BEGIN Records for this task

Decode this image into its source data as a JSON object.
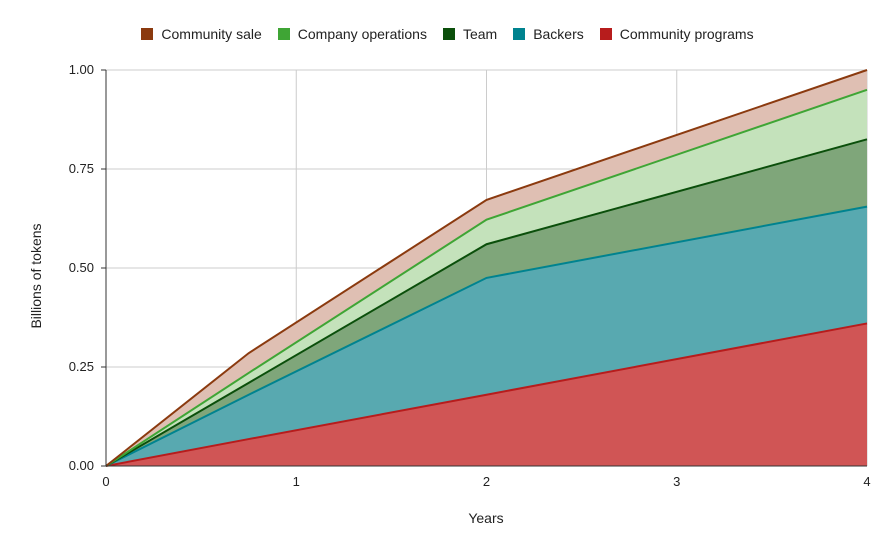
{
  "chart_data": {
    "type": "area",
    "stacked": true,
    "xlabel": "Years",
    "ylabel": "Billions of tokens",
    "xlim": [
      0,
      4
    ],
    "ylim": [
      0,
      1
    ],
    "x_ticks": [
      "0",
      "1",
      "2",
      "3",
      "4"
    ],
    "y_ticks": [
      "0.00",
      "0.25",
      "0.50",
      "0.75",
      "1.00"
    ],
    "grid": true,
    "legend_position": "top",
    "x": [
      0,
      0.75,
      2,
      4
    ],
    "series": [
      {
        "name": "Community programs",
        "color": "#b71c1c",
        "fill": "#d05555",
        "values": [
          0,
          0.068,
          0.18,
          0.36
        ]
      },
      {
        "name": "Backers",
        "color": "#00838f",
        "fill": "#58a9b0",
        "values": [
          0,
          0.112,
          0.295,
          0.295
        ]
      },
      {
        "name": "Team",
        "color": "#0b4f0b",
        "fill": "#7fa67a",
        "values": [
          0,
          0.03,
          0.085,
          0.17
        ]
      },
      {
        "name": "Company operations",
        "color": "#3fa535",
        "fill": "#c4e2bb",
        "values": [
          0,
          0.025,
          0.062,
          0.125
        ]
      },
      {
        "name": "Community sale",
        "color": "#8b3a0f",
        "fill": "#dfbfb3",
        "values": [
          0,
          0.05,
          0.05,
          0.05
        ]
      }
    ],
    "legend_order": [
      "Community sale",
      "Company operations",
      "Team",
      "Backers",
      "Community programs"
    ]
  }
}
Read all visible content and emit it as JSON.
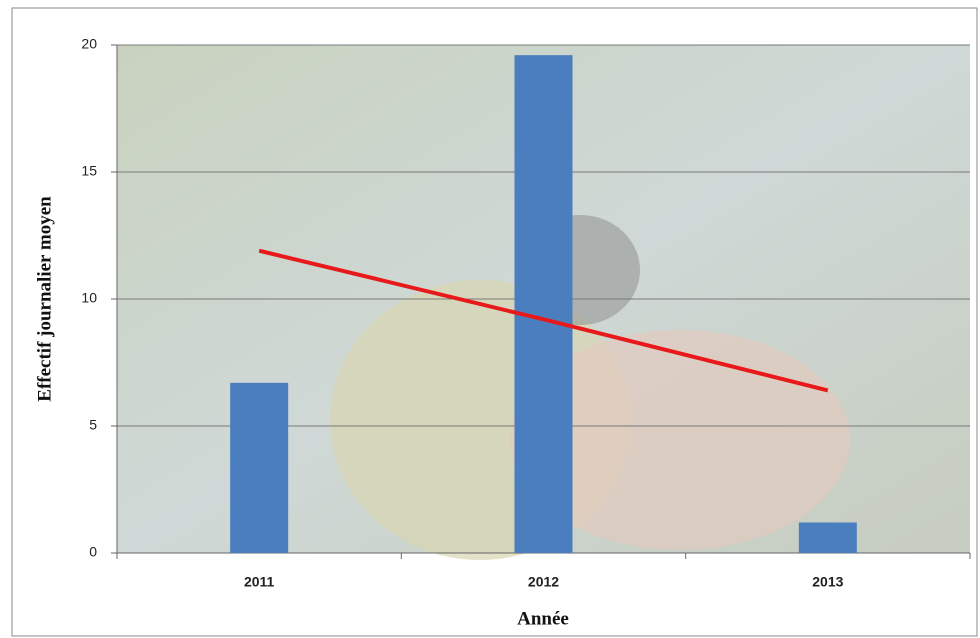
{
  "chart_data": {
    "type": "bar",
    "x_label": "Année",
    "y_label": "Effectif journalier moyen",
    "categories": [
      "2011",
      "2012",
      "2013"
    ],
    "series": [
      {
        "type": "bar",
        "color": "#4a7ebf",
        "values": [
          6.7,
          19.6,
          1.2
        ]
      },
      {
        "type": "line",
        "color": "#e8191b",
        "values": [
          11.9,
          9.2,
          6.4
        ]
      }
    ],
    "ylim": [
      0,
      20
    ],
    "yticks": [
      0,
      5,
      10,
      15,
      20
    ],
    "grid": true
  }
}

END Records for this task
BEGIN Records for this task

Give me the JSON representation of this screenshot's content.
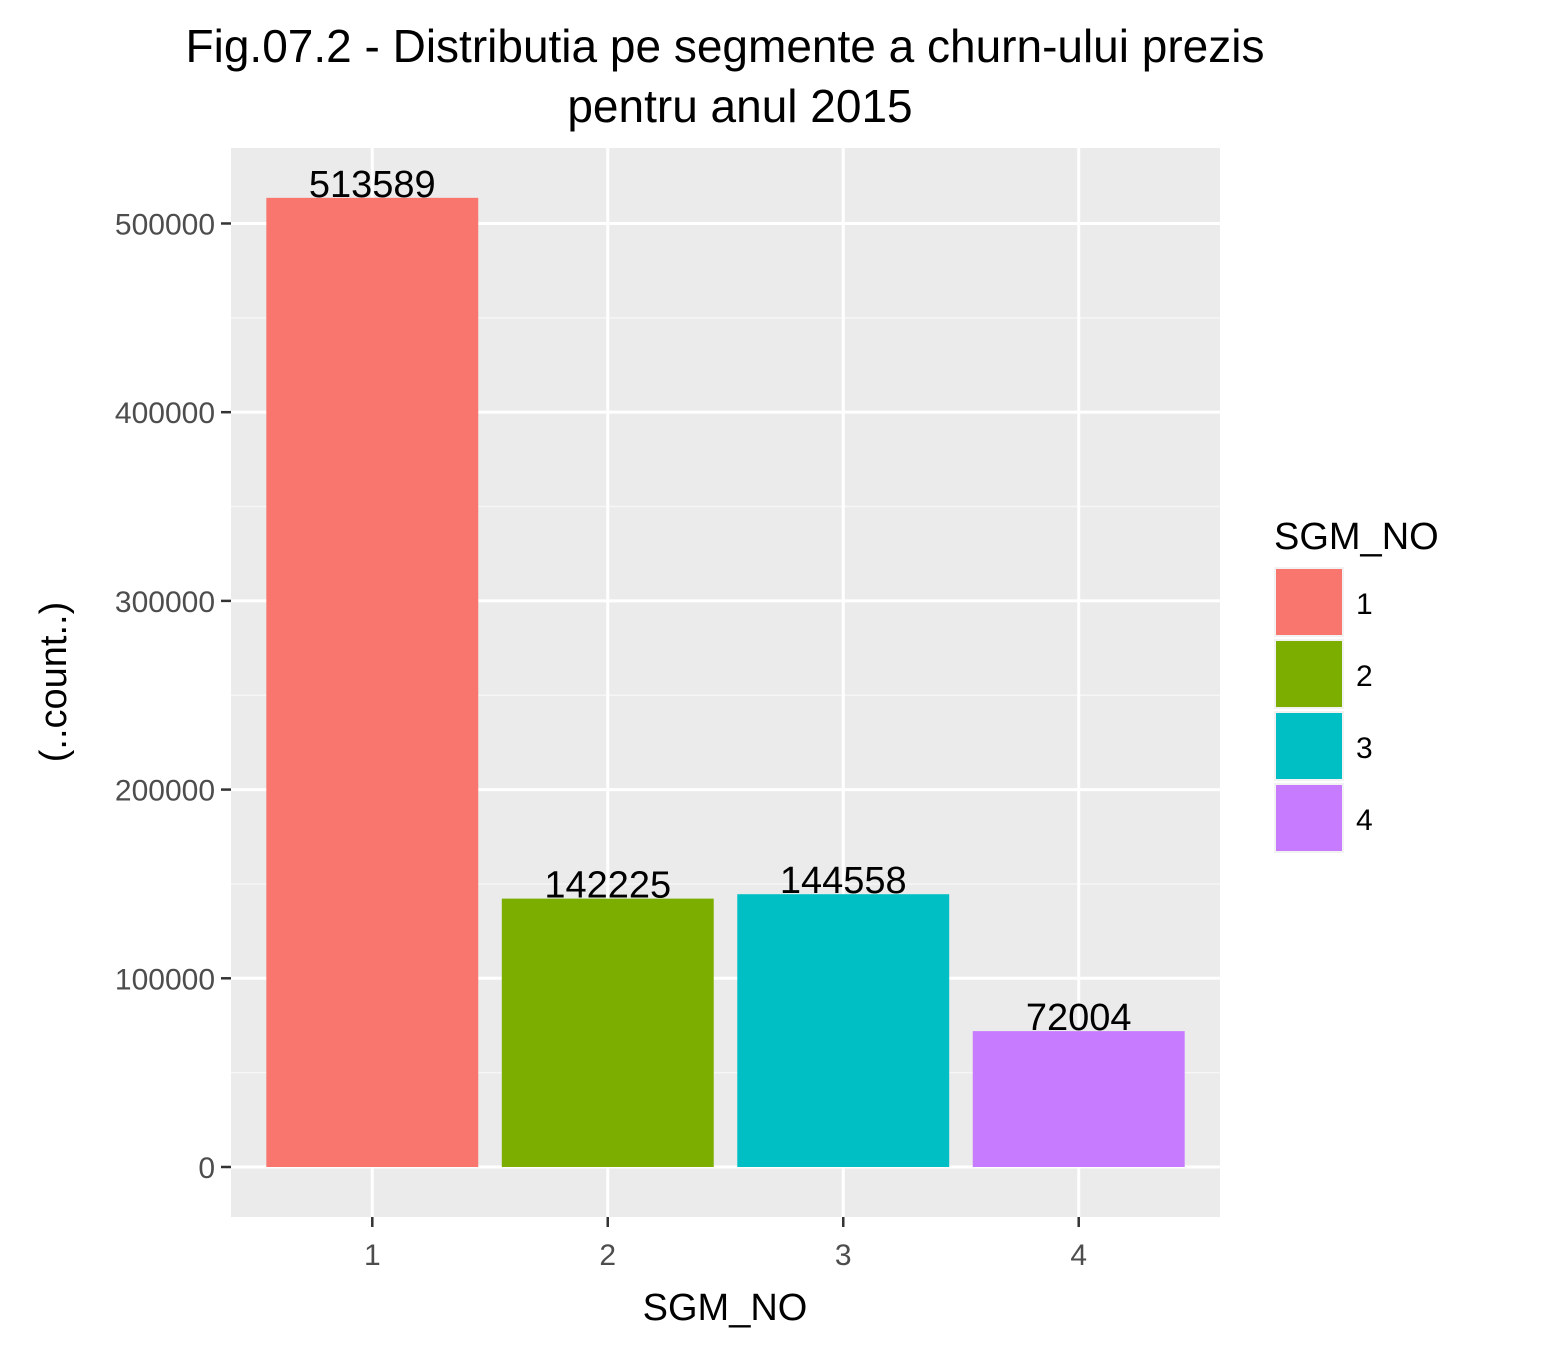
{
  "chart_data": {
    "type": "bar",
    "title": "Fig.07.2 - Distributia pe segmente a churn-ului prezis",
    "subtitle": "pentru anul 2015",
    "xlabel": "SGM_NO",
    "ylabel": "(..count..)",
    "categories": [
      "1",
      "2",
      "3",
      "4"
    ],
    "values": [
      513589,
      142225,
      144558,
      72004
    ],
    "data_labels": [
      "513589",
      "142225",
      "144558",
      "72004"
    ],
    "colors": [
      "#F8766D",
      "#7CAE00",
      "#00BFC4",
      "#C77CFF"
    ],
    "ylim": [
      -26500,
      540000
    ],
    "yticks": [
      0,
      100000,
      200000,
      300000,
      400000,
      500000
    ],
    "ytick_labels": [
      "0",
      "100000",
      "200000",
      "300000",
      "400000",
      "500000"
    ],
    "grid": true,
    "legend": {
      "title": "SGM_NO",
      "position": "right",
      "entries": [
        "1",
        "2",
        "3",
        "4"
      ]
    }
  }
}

END Records for this task

**Instructions to follow:** Gather all lines from the listing above in which "content" occurs.

**Written response:**
Read all visible content and emit it as JSON.
Give me the JSON representation of this screenshot's content.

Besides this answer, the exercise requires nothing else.